> _Exercise aim_
Locate all lines with the word "endoscope". Copy them.

> _Data section_
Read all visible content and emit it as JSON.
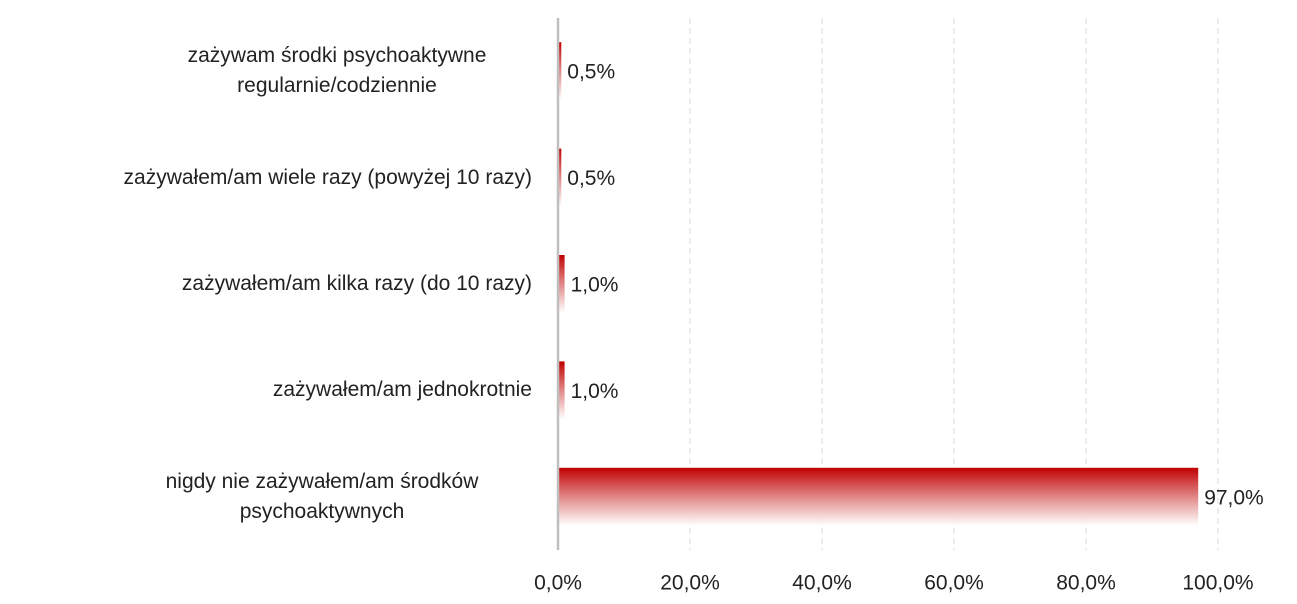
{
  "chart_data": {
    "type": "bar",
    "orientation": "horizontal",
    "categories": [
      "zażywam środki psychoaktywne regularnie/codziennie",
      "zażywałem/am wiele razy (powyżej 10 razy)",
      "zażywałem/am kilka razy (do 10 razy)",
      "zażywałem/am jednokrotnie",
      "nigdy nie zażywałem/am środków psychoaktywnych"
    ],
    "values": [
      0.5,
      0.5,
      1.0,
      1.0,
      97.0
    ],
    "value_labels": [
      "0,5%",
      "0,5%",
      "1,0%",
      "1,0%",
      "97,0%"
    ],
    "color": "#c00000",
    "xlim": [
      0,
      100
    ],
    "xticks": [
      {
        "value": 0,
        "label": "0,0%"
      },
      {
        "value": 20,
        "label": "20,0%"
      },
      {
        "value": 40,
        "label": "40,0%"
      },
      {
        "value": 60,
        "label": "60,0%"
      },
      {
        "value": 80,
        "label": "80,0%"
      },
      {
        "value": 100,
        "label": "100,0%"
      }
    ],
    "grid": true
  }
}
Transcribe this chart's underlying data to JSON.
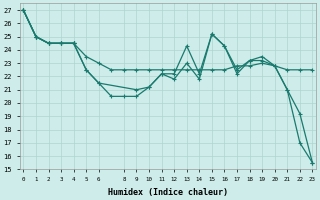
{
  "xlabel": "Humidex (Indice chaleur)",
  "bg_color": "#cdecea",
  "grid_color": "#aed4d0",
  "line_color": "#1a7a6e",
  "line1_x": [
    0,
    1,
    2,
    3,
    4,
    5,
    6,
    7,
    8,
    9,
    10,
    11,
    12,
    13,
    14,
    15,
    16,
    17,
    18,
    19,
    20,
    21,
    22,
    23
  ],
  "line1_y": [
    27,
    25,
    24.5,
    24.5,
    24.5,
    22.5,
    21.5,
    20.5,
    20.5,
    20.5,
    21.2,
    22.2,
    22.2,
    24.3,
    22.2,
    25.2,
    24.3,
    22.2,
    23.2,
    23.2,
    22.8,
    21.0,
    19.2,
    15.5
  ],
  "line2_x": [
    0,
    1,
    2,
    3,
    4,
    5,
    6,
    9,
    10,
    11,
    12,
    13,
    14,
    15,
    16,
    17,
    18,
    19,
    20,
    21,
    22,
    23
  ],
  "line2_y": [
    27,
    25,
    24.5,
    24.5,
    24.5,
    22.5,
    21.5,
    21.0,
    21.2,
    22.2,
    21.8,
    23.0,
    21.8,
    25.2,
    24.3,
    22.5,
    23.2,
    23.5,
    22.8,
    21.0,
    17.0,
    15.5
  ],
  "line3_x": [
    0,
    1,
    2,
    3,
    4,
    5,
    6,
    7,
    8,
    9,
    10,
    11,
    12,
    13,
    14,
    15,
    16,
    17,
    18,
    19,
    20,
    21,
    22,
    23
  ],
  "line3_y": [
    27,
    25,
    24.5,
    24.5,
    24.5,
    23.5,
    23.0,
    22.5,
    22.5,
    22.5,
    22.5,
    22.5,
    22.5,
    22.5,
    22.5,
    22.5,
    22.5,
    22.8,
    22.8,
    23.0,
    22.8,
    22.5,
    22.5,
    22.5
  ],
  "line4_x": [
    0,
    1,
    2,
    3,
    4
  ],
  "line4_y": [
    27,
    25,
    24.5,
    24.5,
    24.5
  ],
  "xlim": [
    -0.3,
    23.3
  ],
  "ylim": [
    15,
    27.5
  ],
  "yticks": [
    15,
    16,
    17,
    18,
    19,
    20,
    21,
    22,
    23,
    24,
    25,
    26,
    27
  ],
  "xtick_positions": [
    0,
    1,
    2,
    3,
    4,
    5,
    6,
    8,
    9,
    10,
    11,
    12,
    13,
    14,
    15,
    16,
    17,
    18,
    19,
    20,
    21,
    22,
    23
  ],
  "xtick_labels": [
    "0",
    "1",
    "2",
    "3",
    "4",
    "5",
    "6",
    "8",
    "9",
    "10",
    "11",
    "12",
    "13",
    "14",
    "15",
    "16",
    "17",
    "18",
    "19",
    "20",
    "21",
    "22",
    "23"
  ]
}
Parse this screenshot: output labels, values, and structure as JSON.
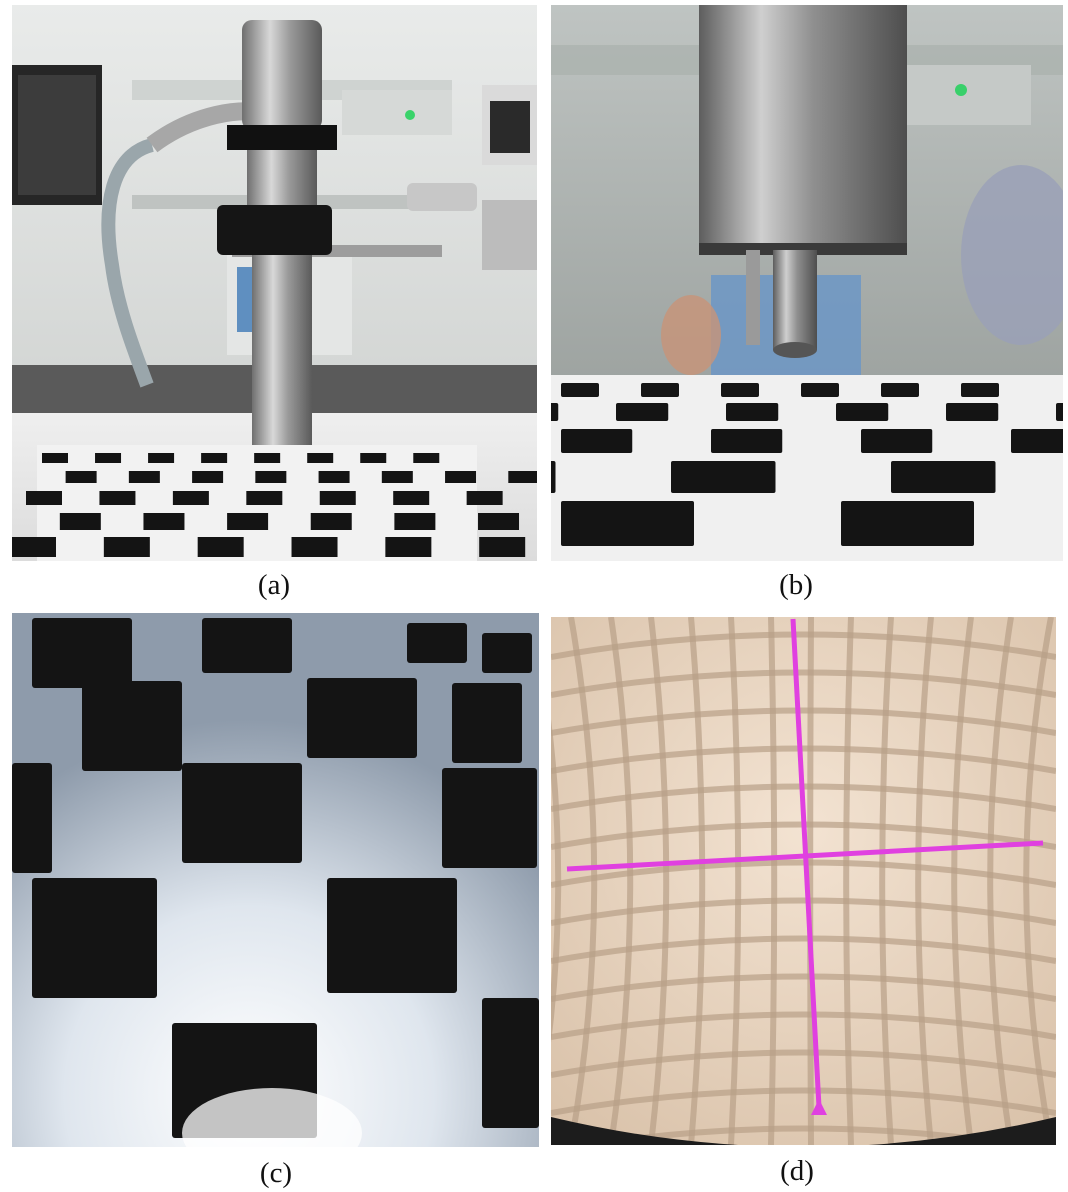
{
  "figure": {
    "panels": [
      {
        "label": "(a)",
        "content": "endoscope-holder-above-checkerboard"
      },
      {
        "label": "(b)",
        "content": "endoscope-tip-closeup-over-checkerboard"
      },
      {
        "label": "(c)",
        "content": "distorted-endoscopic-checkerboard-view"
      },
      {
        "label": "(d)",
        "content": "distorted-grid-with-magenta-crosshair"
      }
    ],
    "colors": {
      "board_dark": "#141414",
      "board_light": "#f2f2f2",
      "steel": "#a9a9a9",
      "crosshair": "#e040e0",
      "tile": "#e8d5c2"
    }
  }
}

> _Completed exercise_
        "content": "endoscope-holder-above-checkerboard"
        "content": "endoscope-tip-closeup-over-checkerboard"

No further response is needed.